> SUPPLIED RECORDS
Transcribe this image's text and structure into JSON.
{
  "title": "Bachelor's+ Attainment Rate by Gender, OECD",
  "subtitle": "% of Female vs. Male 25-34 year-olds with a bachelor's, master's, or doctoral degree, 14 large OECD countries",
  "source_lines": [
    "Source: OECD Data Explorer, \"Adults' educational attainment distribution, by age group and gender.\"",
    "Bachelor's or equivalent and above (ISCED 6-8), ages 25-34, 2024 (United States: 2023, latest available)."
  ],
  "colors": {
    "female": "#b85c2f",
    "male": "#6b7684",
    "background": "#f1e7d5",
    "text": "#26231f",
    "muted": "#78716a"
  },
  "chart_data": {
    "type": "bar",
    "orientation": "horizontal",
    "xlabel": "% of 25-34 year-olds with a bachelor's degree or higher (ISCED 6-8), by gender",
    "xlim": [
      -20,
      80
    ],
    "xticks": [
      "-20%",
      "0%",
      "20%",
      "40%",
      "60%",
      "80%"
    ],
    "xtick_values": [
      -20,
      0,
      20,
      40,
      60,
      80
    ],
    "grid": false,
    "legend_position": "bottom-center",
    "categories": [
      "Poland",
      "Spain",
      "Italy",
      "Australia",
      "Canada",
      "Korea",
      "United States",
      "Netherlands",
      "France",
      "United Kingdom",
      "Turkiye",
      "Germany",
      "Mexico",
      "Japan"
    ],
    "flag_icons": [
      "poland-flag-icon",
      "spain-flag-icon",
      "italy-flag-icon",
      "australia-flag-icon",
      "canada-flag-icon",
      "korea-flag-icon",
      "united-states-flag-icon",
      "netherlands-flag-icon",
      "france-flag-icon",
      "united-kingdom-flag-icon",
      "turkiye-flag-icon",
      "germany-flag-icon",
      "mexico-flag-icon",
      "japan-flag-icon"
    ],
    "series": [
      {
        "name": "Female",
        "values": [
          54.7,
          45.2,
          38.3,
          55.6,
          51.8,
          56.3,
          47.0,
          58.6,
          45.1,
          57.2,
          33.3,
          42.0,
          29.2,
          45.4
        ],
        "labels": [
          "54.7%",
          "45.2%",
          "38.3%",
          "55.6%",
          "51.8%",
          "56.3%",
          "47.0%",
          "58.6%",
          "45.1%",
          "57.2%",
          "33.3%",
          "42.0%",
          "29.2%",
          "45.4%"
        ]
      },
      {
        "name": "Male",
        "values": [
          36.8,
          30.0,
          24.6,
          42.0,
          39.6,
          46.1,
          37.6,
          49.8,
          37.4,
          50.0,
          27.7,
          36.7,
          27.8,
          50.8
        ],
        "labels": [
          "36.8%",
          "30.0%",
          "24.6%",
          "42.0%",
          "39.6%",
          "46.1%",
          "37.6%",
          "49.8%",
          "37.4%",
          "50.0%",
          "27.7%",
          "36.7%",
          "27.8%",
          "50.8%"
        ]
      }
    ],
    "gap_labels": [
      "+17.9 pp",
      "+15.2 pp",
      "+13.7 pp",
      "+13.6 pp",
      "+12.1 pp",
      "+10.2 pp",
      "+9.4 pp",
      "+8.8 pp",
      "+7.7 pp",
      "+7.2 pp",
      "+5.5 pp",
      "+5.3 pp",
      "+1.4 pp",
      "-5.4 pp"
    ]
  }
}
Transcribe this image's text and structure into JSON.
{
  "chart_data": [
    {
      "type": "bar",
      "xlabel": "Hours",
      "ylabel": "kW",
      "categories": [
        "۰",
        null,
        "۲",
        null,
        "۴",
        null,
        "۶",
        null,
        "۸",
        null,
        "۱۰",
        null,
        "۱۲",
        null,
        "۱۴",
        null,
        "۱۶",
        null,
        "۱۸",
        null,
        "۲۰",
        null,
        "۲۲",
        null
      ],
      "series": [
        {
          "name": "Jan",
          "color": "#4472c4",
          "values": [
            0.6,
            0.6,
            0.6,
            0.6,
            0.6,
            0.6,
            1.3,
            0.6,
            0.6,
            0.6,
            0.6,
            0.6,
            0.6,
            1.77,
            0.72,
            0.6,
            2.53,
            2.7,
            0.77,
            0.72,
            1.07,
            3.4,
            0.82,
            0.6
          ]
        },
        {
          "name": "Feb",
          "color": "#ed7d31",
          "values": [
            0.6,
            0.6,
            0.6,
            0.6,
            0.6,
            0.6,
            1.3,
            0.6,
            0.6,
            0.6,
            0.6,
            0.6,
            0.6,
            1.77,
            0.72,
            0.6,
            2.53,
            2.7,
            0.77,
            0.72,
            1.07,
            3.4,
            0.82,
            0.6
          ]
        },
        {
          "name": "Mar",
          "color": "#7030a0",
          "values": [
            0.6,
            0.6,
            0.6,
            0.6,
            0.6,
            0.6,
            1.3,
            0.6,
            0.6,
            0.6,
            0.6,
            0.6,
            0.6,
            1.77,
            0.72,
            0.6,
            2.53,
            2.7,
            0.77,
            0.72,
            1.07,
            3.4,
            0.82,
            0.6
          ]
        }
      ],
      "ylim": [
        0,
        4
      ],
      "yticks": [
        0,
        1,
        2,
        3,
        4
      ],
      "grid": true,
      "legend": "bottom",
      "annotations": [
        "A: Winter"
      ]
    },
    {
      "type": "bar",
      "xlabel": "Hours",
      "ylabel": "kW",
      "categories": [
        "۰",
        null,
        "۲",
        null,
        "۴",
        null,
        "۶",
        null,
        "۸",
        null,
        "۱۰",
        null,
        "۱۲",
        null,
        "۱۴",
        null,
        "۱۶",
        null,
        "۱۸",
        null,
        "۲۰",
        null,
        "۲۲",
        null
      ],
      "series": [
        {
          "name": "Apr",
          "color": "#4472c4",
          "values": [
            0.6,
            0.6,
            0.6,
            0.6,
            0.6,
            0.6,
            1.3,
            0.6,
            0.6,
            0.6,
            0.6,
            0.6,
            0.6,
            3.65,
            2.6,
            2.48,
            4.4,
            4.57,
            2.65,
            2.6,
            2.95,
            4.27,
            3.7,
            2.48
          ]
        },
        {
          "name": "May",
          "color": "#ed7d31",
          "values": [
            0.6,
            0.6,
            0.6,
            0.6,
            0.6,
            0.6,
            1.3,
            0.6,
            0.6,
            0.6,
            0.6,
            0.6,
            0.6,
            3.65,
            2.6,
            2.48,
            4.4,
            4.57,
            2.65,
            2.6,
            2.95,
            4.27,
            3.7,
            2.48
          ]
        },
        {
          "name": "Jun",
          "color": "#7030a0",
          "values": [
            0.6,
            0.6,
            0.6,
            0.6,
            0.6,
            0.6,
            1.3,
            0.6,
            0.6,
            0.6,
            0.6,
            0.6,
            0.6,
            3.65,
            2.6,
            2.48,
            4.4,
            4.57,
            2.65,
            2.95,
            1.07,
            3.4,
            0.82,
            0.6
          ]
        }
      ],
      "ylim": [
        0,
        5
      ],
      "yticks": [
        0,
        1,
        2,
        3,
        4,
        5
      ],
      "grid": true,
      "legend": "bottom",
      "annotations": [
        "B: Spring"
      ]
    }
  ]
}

> OBJECTIVE
Each line in the listing above that contains "year" should be copied.

> TASK RESPONSE
  "subtitle": "% of Female vs. Male 25-34 year-olds with a bachelor's, master's, or doctoral degree, 14 large OECD countries",
    "xlabel": "% of 25-34 year-olds with a bachelor's degree or higher (ISCED 6-8), by gender",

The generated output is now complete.